■ **Direction**: How many of the lines below contain "nacional"? Answer with that number alone.

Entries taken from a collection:

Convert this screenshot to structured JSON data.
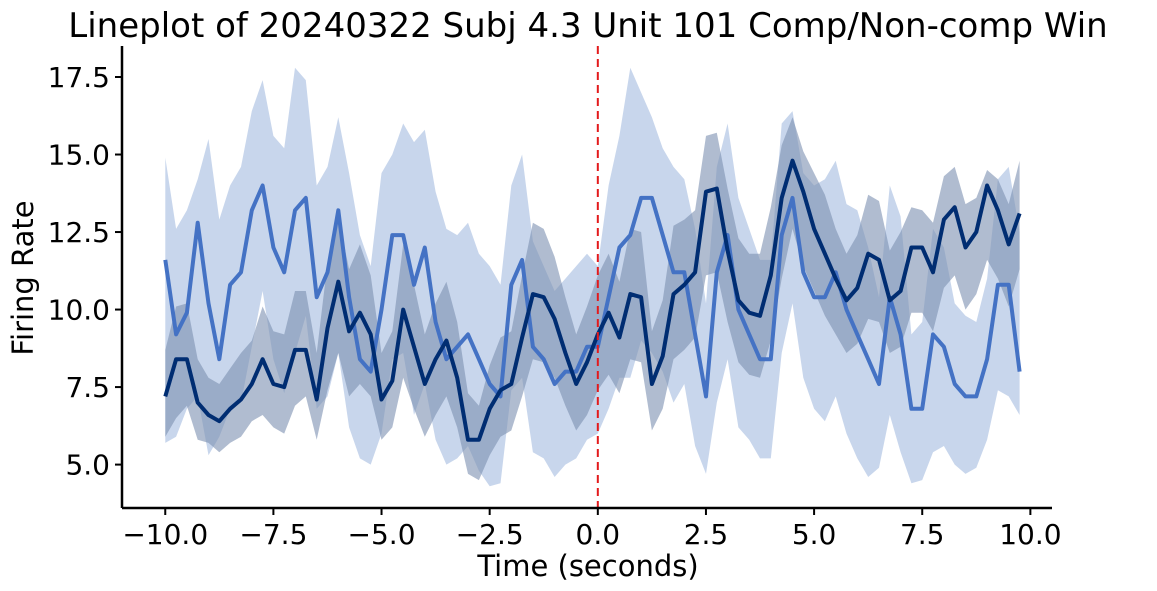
{
  "chart_data": {
    "type": "line",
    "title": "Lineplot of 20240322 Subj 4.3 Unit 101 Comp/Non-comp Win",
    "xlabel": "Time (seconds)",
    "ylabel": "Firing Rate",
    "xlim": [
      -11,
      10.5
    ],
    "ylim": [
      3.6,
      18.5
    ],
    "xticks": [
      "−10.0",
      "−7.5",
      "−5.0",
      "−2.5",
      "0.0",
      "2.5",
      "5.0",
      "7.5",
      "10.0"
    ],
    "xtick_values": [
      -10,
      -7.5,
      -5,
      -2.5,
      0,
      2.5,
      5,
      7.5,
      10
    ],
    "yticks": [
      "5.0",
      "7.5",
      "10.0",
      "12.5",
      "15.0",
      "17.5"
    ],
    "ytick_values": [
      5,
      7.5,
      10,
      12.5,
      15,
      17.5
    ],
    "grid": false,
    "legend": "none",
    "vline": {
      "x": 0,
      "color": "#e31a1c",
      "style": "dashed"
    },
    "x": [
      -10,
      -9.75,
      -9.5,
      -9.25,
      -9,
      -8.75,
      -8.5,
      -8.25,
      -8,
      -7.75,
      -7.5,
      -7.25,
      -7,
      -6.75,
      -6.5,
      -6.25,
      -6,
      -5.75,
      -5.5,
      -5.25,
      -5,
      -4.75,
      -4.5,
      -4.25,
      -4,
      -3.75,
      -3.5,
      -3.25,
      -3,
      -2.75,
      -2.5,
      -2.25,
      -2,
      -1.75,
      -1.5,
      -1.25,
      -1,
      -0.75,
      -0.5,
      -0.25,
      0,
      0.25,
      0.5,
      0.75,
      1,
      1.25,
      1.5,
      1.75,
      2,
      2.25,
      2.5,
      2.75,
      3,
      3.25,
      3.5,
      3.75,
      4,
      4.25,
      4.5,
      4.75,
      5,
      5.25,
      5.5,
      5.75,
      6,
      6.25,
      6.5,
      6.75,
      7,
      7.25,
      7.5,
      7.75,
      8,
      8.25,
      8.5,
      8.75,
      9,
      9.25,
      9.5,
      9.75
    ],
    "series": [
      {
        "color": "#4472c4",
        "band_color": "#b0c4e4",
        "values": [
          11.6,
          9.2,
          9.9,
          12.8,
          10.2,
          8.4,
          10.8,
          11.2,
          13.2,
          14.0,
          12.0,
          11.2,
          13.2,
          13.6,
          10.4,
          11.2,
          13.2,
          10.4,
          8.4,
          8.0,
          10.0,
          12.4,
          12.4,
          10.8,
          12.0,
          9.6,
          8.4,
          8.8,
          9.2,
          8.4,
          7.6,
          7.2,
          10.8,
          11.6,
          8.8,
          8.4,
          7.6,
          8.0,
          8.0,
          8.8,
          8.8,
          10.4,
          12.0,
          12.4,
          13.6,
          13.6,
          12.4,
          11.2,
          11.2,
          9.2,
          7.2,
          11.2,
          12.4,
          10.0,
          9.2,
          8.4,
          8.4,
          12.4,
          13.6,
          11.2,
          10.4,
          10.4,
          11.2,
          10.0,
          9.2,
          8.4,
          7.6,
          10.4,
          9.2,
          6.8,
          6.8,
          9.2,
          8.8,
          7.6,
          7.2,
          7.2,
          8.4,
          10.8,
          10.8,
          8.0
        ],
        "lower": [
          5.7,
          5.9,
          6.8,
          7.2,
          5.3,
          5.9,
          6.8,
          7.0,
          8.8,
          10.6,
          8.4,
          7.3,
          8.6,
          9.8,
          6.8,
          7.2,
          8.6,
          6.2,
          5.2,
          5.0,
          6.0,
          8.4,
          8.6,
          6.6,
          7.6,
          5.8,
          5.0,
          5.2,
          5.6,
          4.8,
          4.3,
          4.4,
          7.4,
          7.8,
          5.4,
          5.2,
          4.6,
          5.0,
          5.2,
          5.8,
          6.0,
          6.8,
          7.8,
          7.8,
          9.0,
          8.6,
          8.0,
          7.0,
          7.6,
          5.6,
          4.7,
          7.0,
          8.4,
          6.2,
          5.8,
          5.2,
          5.2,
          8.6,
          10.2,
          7.8,
          6.8,
          6.4,
          7.2,
          6.0,
          5.2,
          4.6,
          4.9,
          6.6,
          5.4,
          4.4,
          4.5,
          5.4,
          5.6,
          5.0,
          4.7,
          4.9,
          5.8,
          7.4,
          7.2,
          6.6
        ],
        "upper": [
          14.9,
          12.6,
          13.2,
          14.2,
          15.5,
          12.9,
          14.0,
          14.6,
          16.4,
          17.4,
          15.6,
          15.2,
          17.8,
          17.4,
          14.0,
          14.6,
          16.2,
          14.4,
          12.4,
          11.4,
          14.4,
          15.0,
          16.0,
          15.4,
          15.8,
          13.8,
          12.6,
          12.4,
          12.8,
          11.8,
          11.4,
          10.8,
          14.0,
          15.0,
          12.2,
          11.4,
          10.6,
          11.0,
          11.4,
          11.8,
          11.4,
          14.0,
          15.6,
          17.8,
          17.0,
          16.2,
          15.2,
          14.6,
          14.2,
          12.6,
          10.2,
          14.6,
          16.0,
          13.6,
          12.6,
          11.6,
          11.6,
          16.0,
          16.4,
          14.4,
          14.0,
          14.2,
          14.8,
          13.4,
          13.2,
          12.0,
          10.4,
          14.0,
          13.0,
          9.2,
          9.6,
          12.6,
          12.0,
          10.2,
          9.8,
          9.6,
          11.0,
          14.2,
          14.6,
          12.5
        ]
      },
      {
        "color": "#002d72",
        "band_color": "#7c8fb0",
        "values": [
          7.2,
          8.4,
          8.4,
          7.0,
          6.6,
          6.4,
          6.8,
          7.1,
          7.6,
          8.4,
          7.6,
          7.5,
          8.7,
          8.7,
          7.1,
          9.4,
          10.9,
          9.3,
          9.9,
          9.2,
          7.1,
          7.7,
          10.0,
          8.8,
          7.6,
          8.4,
          9.0,
          7.8,
          5.8,
          5.8,
          6.8,
          7.4,
          7.6,
          9.1,
          10.5,
          10.4,
          9.7,
          8.6,
          7.6,
          8.3,
          9.2,
          9.9,
          9.1,
          10.5,
          10.4,
          7.6,
          8.5,
          10.5,
          10.8,
          11.2,
          13.8,
          13.9,
          11.9,
          10.3,
          9.9,
          9.8,
          11.1,
          13.6,
          14.8,
          13.8,
          12.6,
          11.8,
          11.0,
          10.3,
          10.7,
          11.8,
          11.6,
          10.3,
          10.6,
          12.0,
          12.0,
          11.2,
          12.9,
          13.3,
          12.0,
          12.5,
          14.0,
          13.2,
          12.1,
          13.1
        ],
        "lower": [
          5.9,
          6.5,
          6.9,
          5.8,
          5.7,
          5.4,
          5.7,
          5.9,
          6.4,
          6.6,
          6.2,
          6.0,
          6.9,
          7.2,
          5.8,
          7.4,
          8.6,
          7.2,
          7.6,
          7.2,
          5.8,
          6.2,
          7.8,
          6.8,
          5.9,
          6.6,
          7.2,
          6.2,
          4.7,
          4.5,
          5.3,
          5.9,
          6.1,
          7.2,
          8.4,
          8.3,
          7.8,
          6.9,
          6.1,
          6.6,
          7.4,
          7.9,
          7.3,
          8.4,
          8.3,
          6.1,
          6.8,
          8.4,
          8.7,
          9.1,
          11.1,
          11.2,
          9.6,
          8.3,
          7.9,
          7.8,
          9.0,
          11.0,
          12.6,
          11.4,
          10.6,
          9.8,
          9.2,
          8.6,
          8.9,
          9.7,
          9.6,
          8.6,
          8.8,
          9.9,
          9.9,
          9.3,
          10.7,
          11.1,
          10.0,
          10.5,
          11.6,
          11.0,
          10.1,
          11.3
        ],
        "upper": [
          8.7,
          10.1,
          10.2,
          8.4,
          7.8,
          7.6,
          8.1,
          8.6,
          9.0,
          10.1,
          9.3,
          9.2,
          10.6,
          10.6,
          8.6,
          11.5,
          13.0,
          11.3,
          12.1,
          11.1,
          8.6,
          9.3,
          12.1,
          10.8,
          9.2,
          10.2,
          10.9,
          9.6,
          7.3,
          6.9,
          8.2,
          9.1,
          9.3,
          11.1,
          12.8,
          12.6,
          11.7,
          10.4,
          9.2,
          10.1,
          11.1,
          11.8,
          10.9,
          12.6,
          12.5,
          9.3,
          10.3,
          12.7,
          12.9,
          13.2,
          15.6,
          15.7,
          13.9,
          12.3,
          11.8,
          11.8,
          13.3,
          15.3,
          16.2,
          15.1,
          14.4,
          13.7,
          12.6,
          11.8,
          12.4,
          13.7,
          13.5,
          11.9,
          12.5,
          13.3,
          13.2,
          12.8,
          14.3,
          14.6,
          13.4,
          13.6,
          14.5,
          14.2,
          13.4,
          14.8
        ]
      }
    ]
  }
}
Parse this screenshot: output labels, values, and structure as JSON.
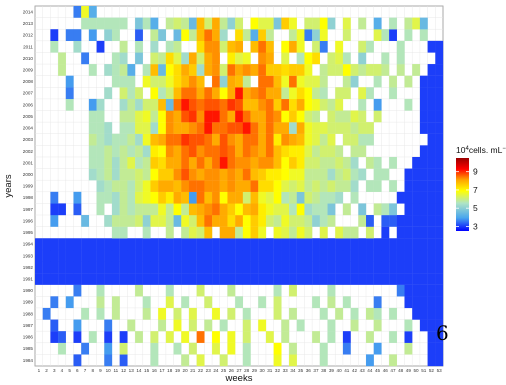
{
  "chart_data": {
    "type": "heatmap",
    "xlabel": "weeks",
    "ylabel": "years",
    "x_categories": [
      1,
      2,
      3,
      4,
      5,
      6,
      7,
      8,
      9,
      10,
      11,
      12,
      13,
      14,
      15,
      16,
      17,
      18,
      19,
      20,
      21,
      22,
      23,
      24,
      25,
      26,
      27,
      28,
      29,
      30,
      31,
      32,
      33,
      34,
      35,
      36,
      37,
      38,
      39,
      40,
      41,
      42,
      43,
      44,
      45,
      46,
      47,
      48,
      49,
      50,
      51,
      52,
      53
    ],
    "y_categories": [
      1984,
      1985,
      1986,
      1987,
      1988,
      1989,
      1990,
      1991,
      1992,
      1993,
      1994,
      1995,
      1996,
      1997,
      1998,
      1999,
      2000,
      2001,
      2002,
      2003,
      2004,
      2005,
      2006,
      2007,
      2008,
      2009,
      2010,
      2011,
      2012,
      2013,
      2014
    ],
    "colorbar": {
      "title_base": "10",
      "title_exponent": "4",
      "title_unit": "cells. mL",
      "title_unit_exponent": "−1",
      "ticks": [
        3,
        5,
        7,
        9
      ],
      "range": [
        2.5,
        10.5
      ],
      "colors": [
        "#0000ff",
        "#4aa6ee",
        "#aee4c6",
        "#ffff00",
        "#ffa500",
        "#ff0000",
        "#990000"
      ]
    },
    "grid": true,
    "rows": {
      "2014": ".....3E5.....................................................",
      "2013": "......AAAAAA.7A5.BCB6JCKB8C.FDD7IE.CCF8.D.B.5.A.BD6....",
      "2012": "..1.33.4.8A..2.B7.6FBJMK9.HB5IB..BE38E..C...DA1.A.A..",
      "2011": "..A..9..1..B.A.9.AB..HLLCJK.JMJ.FKE.C3.E..CA...A...",
      "2010": "...B..3...A9.7.CBHD9KCKL.GDE.LK.D.AFH.CDA.8..A.A....",
      "2009": "...B...A.9AB5.AJ6FHKI9KLCMKLKMIIHIIE.BCCFCBCCB.B.B.",
      "2008": "....4.....AAA.ECCEHJLJ.M8KJB.MMJEMEDDB..B8..A.B.B.",
      "2007": "....3....9.CAC.FACJMMKMKFKPKLMKKBEHFBA.CC.DA..A...",
      "2006": "....A..49..9B9CCJ6MPNMNNMONJJLMIMHKFECBD..A.4...A.",
      "2005": ".......AA..BBDEBFLKNOLPPMKPMKKMLFIFCB.CBBDC.C.....",
      "2004": ".......AA9.AADD9FLKKLMPMMNNPMKMKK9KEDDCCCBCC......",
      "2003": ".......BA9AAB9EJKMMONNMKNLKMMKMGLKJEDBD.CCAA.......",
      "2002": ".......AABABAB9GFLKMNLMMNMKMLKMJHGGDBCCB.BB.......",
      "2001": ".......AAB9BDABIHKKMKMKMPMLLKLLJFIGCCBBCB9.BA.A..",
      "2000": ".......9AB9BBCBFIILNLKLLKLKMJIGGFEEBBB9BCA9.AA..",
      "1999": "........9ABBACEIKKJLMMLLKLKKMHHFDCDBCBCBB9.AA.A.",
      "1998": "..3..4..AA9BADEFIGKJ4MJLFKKCJEDFAB7CBAA9.A.....",
      "1997": "..11.2..A.9BABBBEBFBJKLMKIFJKGEDDAF9AA7.B.7.BA7.",
      "1996": "..4...6..9BBBC8DDB6ECJMKKHKFIGCBECCB8AB...B2.22",
      "1995": "..........AA..A..B.BDCJ.KKBFIE.EDBEC.D.DBB.C.1.",
      "1994": "",
      "1993": "",
      "1992": "",
      "1991": "",
      "1990": ".....3..A....B...A...C...B.....A.C....A........3",
      "1989": "..3.4...B.B...A..D.A..C...A..A.C....A.B.A...3...",
      "1988": ".3....A.A.B...B.E.C.D..E.C.A...C.B...A.B.A.BA.A..",
      "1987": "..2..4...3..B...B.E.C.B.A..C.E..B.A...A..B..B...A.",
      "1986": "..12.1.A.1.1.B.C.D.E.M.F.E.C..D.B...B.A.1..B..A.1..",
      "1985": "...A..3..4.C...A..A.C..D.E.A...F.B...A..3...4...B..",
      "1984": ".....2...3.2...A...B.D..C..A...E.D...A.....4..B...."
    }
  },
  "stray_label": "6"
}
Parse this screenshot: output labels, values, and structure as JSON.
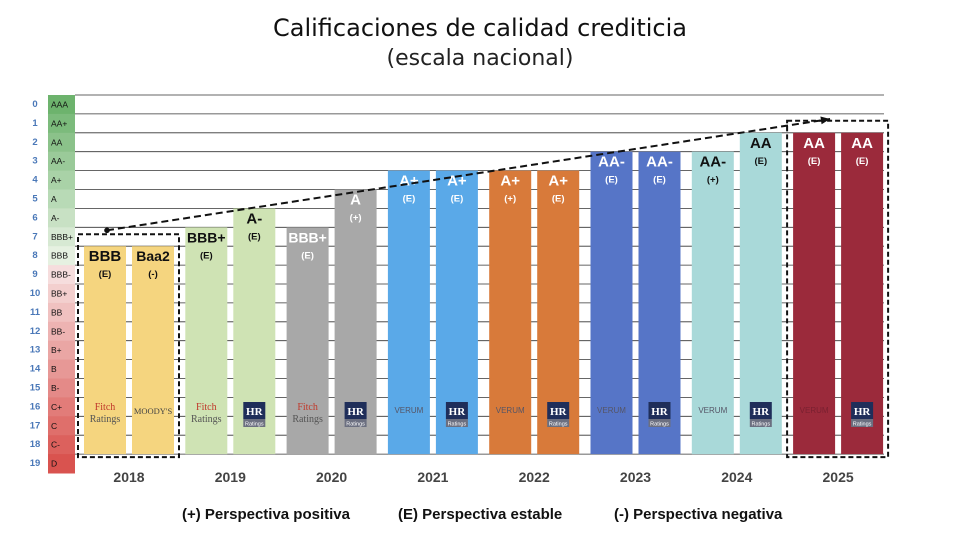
{
  "title": "Calificaciones de calidad crediticia",
  "subtitle": "(escala nacional)",
  "colors": {
    "scale_top": "#6db36d",
    "scale_bottom": "#d9534f",
    "2018": "#f5d57f",
    "2019": "#cfe3b4",
    "2020": "#a8a8a8",
    "2021": "#5aa9e8",
    "2022": "#d87a3a",
    "2023": "#5675c7",
    "2024": "#a9d9d9",
    "2025": "#9b2a3b"
  },
  "legend": {
    "positive": "(+) Perspectiva positiva",
    "stable": "(E) Perspectiva estable",
    "negative": "(-) Perspectiva negativa"
  },
  "chart_data": {
    "type": "bar",
    "title": "Calificaciones de calidad crediticia",
    "subtitle": "(escala nacional)",
    "y_axis_numbers": [
      0,
      1,
      2,
      3,
      4,
      5,
      6,
      7,
      8,
      9,
      10,
      11,
      12,
      13,
      14,
      15,
      16,
      17,
      18,
      19
    ],
    "y_axis_ratings": [
      "AAA",
      "AA+",
      "AA",
      "AA-",
      "A+",
      "A",
      "A-",
      "BBB+",
      "BBB",
      "BBB-",
      "BB+",
      "BB",
      "BB-",
      "B+",
      "B",
      "B-",
      "C+",
      "C",
      "C-",
      "D"
    ],
    "categories": [
      "2018",
      "2019",
      "2020",
      "2021",
      "2022",
      "2023",
      "2024",
      "2025"
    ],
    "bars": [
      {
        "year": "2018",
        "agency": "Fitch Ratings",
        "rating": "BBB",
        "outlook": "(E)",
        "level": 8
      },
      {
        "year": "2018",
        "agency": "MOODY'S",
        "rating": "Baa2",
        "outlook": "(-)",
        "level": 8
      },
      {
        "year": "2019",
        "agency": "Fitch Ratings",
        "rating": "BBB+",
        "outlook": "(E)",
        "level": 7
      },
      {
        "year": "2019",
        "agency": "HR Ratings",
        "rating": "A-",
        "outlook": "(E)",
        "level": 6
      },
      {
        "year": "2020",
        "agency": "Fitch Ratings",
        "rating": "BBB+",
        "outlook": "(E)",
        "level": 7
      },
      {
        "year": "2020",
        "agency": "HR Ratings",
        "rating": "A",
        "outlook": "(+)",
        "level": 5
      },
      {
        "year": "2021",
        "agency": "VERUM",
        "rating": "A+",
        "outlook": "(E)",
        "level": 4
      },
      {
        "year": "2021",
        "agency": "HR Ratings",
        "rating": "A+",
        "outlook": "(E)",
        "level": 4
      },
      {
        "year": "2022",
        "agency": "VERUM",
        "rating": "A+",
        "outlook": "(+)",
        "level": 4
      },
      {
        "year": "2022",
        "agency": "HR Ratings",
        "rating": "A+",
        "outlook": "(E)",
        "level": 4
      },
      {
        "year": "2023",
        "agency": "VERUM",
        "rating": "AA-",
        "outlook": "(E)",
        "level": 3
      },
      {
        "year": "2023",
        "agency": "HR Ratings",
        "rating": "AA-",
        "outlook": "(E)",
        "level": 3
      },
      {
        "year": "2024",
        "agency": "VERUM",
        "rating": "AA-",
        "outlook": "(+)",
        "level": 3
      },
      {
        "year": "2024",
        "agency": "HR Ratings",
        "rating": "AA",
        "outlook": "(E)",
        "level": 2
      },
      {
        "year": "2025",
        "agency": "VERUM",
        "rating": "AA",
        "outlook": "(E)",
        "level": 2
      },
      {
        "year": "2025",
        "agency": "HR Ratings",
        "rating": "AA",
        "outlook": "(E)",
        "level": 2
      }
    ],
    "logos": {
      "fitch_line1": "Fitch",
      "fitch_line2": "Ratings",
      "moodys": "MOODY'S",
      "verum": "VERUM",
      "hr": "HR",
      "hr_sub": "Ratings"
    },
    "trend_arrow": {
      "from_level": 7,
      "to_level": 0
    },
    "highlight_boxes": [
      "2018",
      "2025"
    ],
    "ylim": [
      0,
      19
    ],
    "grid": true
  }
}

■ **Answer to the exercise**: 2